## Dataset rows
..............................

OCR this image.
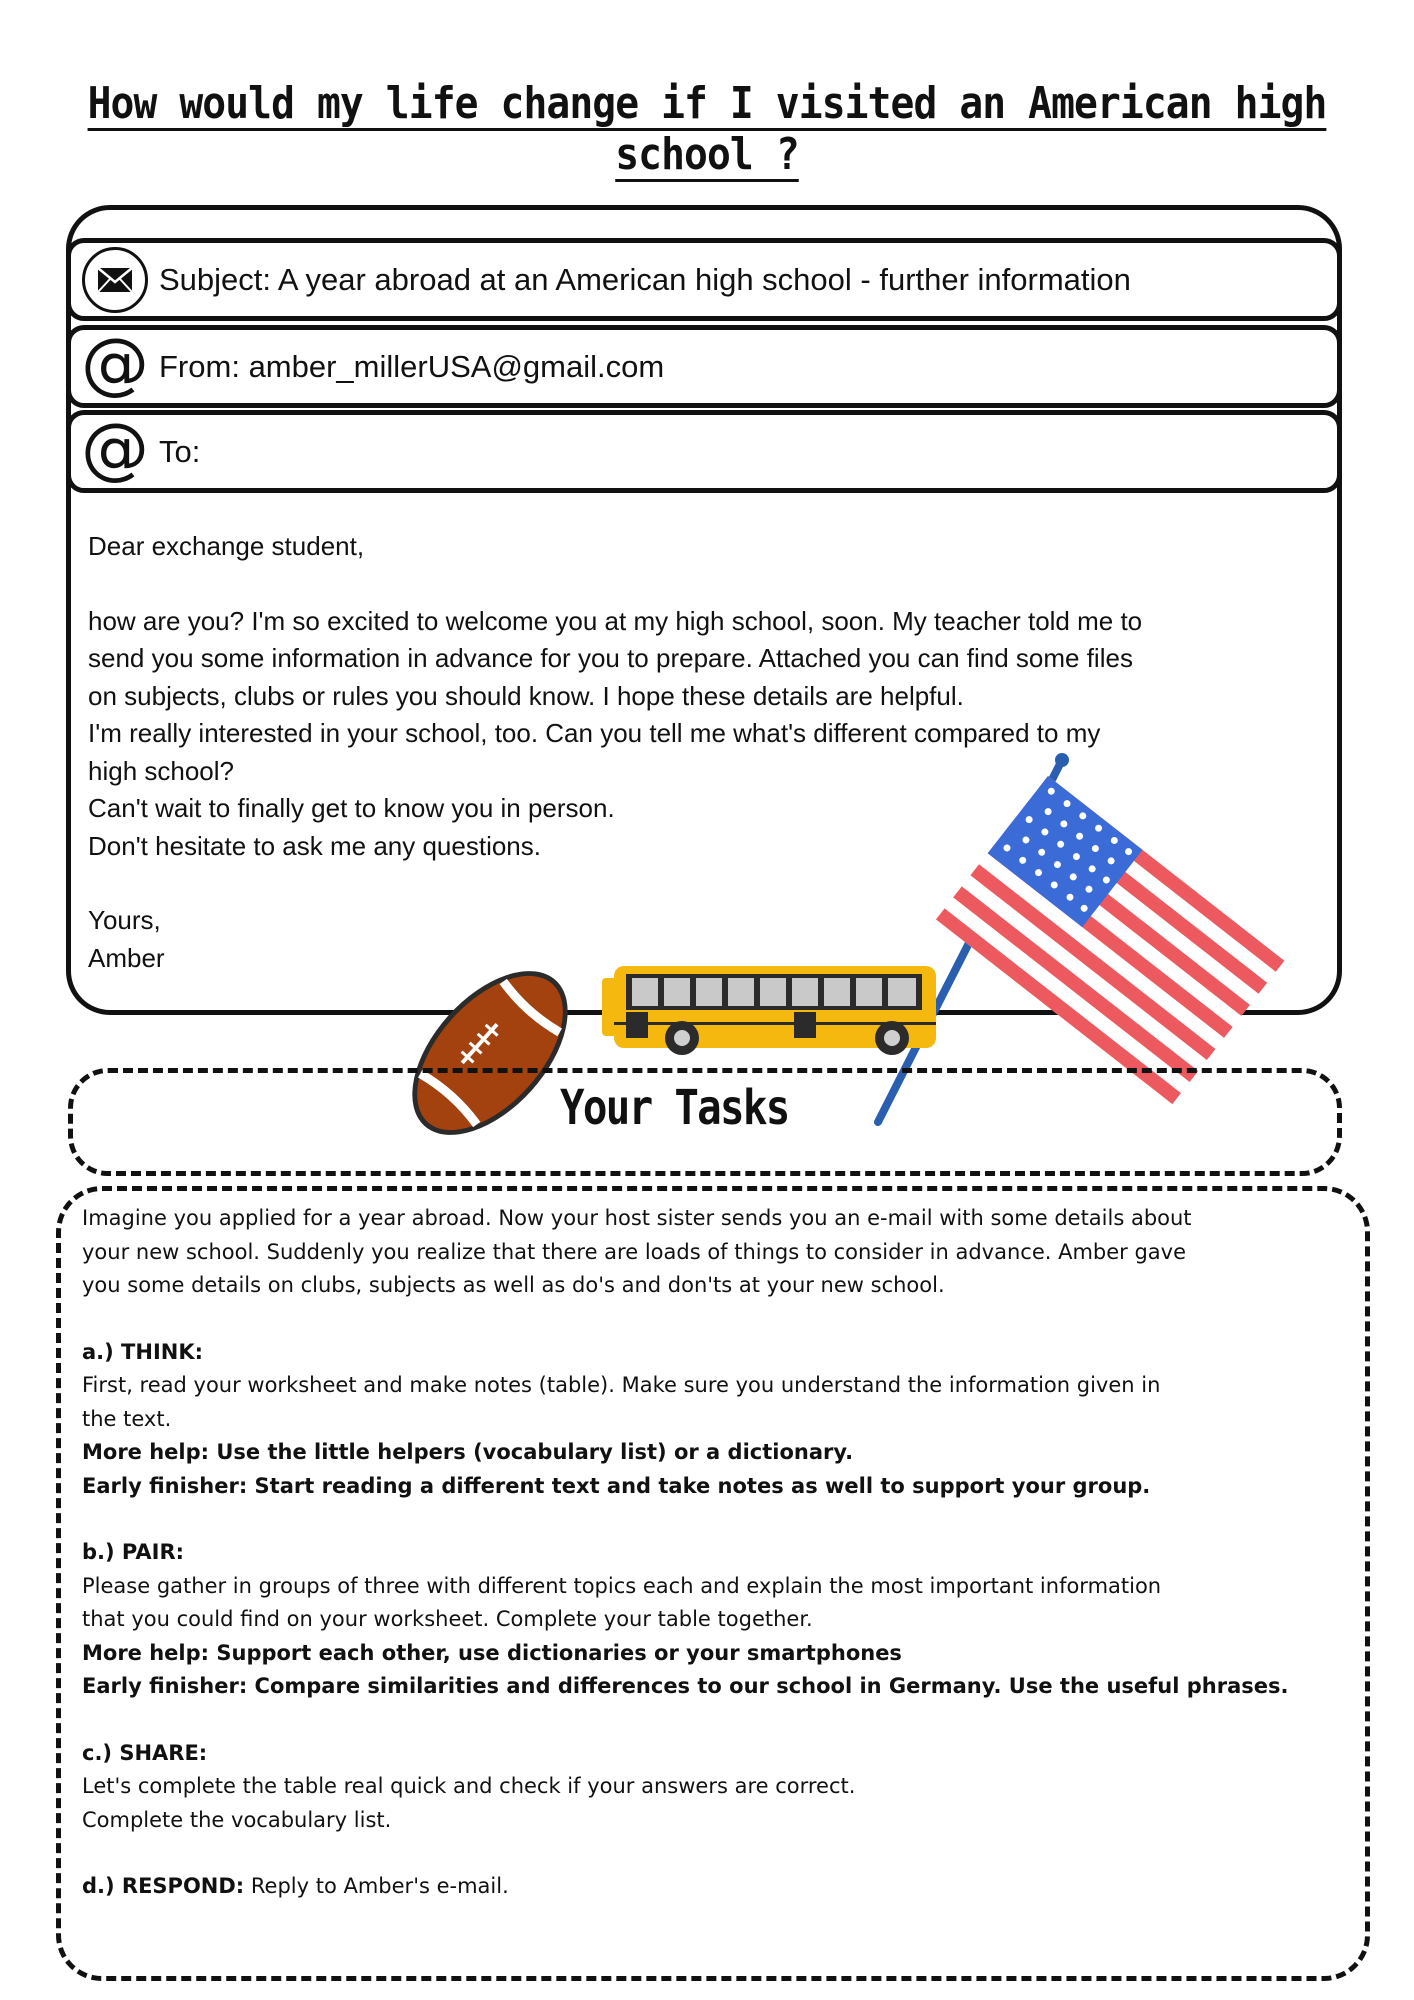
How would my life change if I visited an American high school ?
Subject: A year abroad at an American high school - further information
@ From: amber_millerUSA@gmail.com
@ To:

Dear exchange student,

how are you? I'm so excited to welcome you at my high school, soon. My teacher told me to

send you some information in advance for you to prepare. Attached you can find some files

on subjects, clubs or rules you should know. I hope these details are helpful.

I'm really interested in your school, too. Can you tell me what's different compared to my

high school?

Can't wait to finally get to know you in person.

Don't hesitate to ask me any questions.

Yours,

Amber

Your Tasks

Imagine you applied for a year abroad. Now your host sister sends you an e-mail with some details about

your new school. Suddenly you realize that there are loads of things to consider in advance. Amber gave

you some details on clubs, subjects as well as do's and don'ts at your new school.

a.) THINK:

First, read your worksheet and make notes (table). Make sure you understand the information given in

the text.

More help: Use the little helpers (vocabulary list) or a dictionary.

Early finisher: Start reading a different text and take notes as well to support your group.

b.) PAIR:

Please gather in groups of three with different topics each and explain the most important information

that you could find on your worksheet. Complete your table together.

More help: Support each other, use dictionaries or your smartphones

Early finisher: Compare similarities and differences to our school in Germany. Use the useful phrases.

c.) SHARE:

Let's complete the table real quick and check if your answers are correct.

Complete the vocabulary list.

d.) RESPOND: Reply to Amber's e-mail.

..............................

## What is required
Copy each line of the records containing the string "text".

## Final result
the text.
Early finisher: Start reading a different text and take notes as well to support your group.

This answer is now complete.